**AIM:** List, from the lines below, each one with "name" in it.

* BEGIN *

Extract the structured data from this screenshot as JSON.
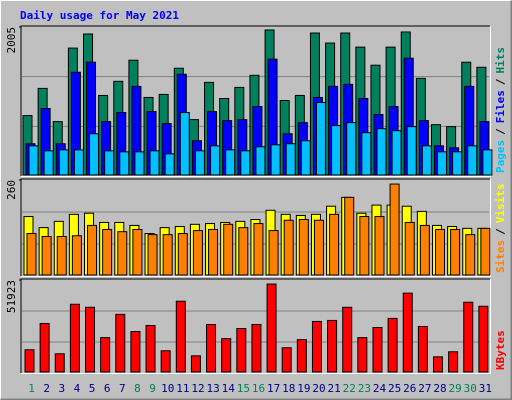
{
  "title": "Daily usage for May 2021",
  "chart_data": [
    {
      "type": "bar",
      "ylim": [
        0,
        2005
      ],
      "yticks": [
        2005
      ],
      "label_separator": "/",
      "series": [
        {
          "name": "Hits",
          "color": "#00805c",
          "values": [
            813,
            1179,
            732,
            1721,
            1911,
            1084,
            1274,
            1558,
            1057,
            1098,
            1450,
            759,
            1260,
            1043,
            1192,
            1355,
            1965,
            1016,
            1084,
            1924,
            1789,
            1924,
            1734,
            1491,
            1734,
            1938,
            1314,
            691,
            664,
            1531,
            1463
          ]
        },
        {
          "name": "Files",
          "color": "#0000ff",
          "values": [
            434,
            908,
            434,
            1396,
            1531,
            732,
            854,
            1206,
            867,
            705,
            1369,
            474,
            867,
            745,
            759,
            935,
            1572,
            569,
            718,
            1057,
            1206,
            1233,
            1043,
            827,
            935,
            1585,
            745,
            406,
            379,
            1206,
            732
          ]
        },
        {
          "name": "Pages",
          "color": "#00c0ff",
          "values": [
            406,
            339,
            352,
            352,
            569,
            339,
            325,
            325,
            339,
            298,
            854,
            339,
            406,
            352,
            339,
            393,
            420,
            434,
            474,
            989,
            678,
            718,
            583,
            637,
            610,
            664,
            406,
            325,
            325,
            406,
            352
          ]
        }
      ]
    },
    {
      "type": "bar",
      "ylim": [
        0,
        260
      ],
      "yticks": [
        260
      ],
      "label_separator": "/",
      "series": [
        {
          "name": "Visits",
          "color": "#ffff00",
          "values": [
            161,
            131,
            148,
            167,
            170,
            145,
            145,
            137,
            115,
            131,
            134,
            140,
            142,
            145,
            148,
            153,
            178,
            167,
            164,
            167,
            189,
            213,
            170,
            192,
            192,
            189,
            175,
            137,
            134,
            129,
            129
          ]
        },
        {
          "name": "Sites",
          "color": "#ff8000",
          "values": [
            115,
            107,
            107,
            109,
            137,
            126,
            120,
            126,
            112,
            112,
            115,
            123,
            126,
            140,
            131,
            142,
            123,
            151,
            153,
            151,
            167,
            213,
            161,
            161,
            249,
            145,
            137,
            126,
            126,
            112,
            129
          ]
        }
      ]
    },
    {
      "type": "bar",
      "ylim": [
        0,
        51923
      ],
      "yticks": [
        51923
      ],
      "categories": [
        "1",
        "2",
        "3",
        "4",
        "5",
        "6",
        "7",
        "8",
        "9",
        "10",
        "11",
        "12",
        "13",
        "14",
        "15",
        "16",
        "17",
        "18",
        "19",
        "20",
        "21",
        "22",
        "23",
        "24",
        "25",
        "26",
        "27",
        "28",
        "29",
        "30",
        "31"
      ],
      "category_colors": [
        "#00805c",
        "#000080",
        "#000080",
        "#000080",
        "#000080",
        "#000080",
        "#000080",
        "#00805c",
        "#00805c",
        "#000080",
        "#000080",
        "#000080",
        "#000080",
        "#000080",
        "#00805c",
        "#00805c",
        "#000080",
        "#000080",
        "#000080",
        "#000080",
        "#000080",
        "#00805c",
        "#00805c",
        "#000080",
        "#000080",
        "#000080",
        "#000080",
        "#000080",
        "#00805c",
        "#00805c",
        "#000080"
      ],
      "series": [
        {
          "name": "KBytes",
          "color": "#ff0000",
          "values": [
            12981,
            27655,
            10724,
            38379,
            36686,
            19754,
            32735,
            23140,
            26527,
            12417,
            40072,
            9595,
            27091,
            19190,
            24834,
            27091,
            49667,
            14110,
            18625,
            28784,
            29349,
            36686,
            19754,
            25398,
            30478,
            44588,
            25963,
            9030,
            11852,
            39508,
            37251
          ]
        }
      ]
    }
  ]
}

* END *

**SOLUTION TO THE PROBLEM:**
          "name": "Hits",
          "name": "Files",
          "name": "Pages",
          "name": "Visits",
          "name": "Sites",
          "name": "KBytes",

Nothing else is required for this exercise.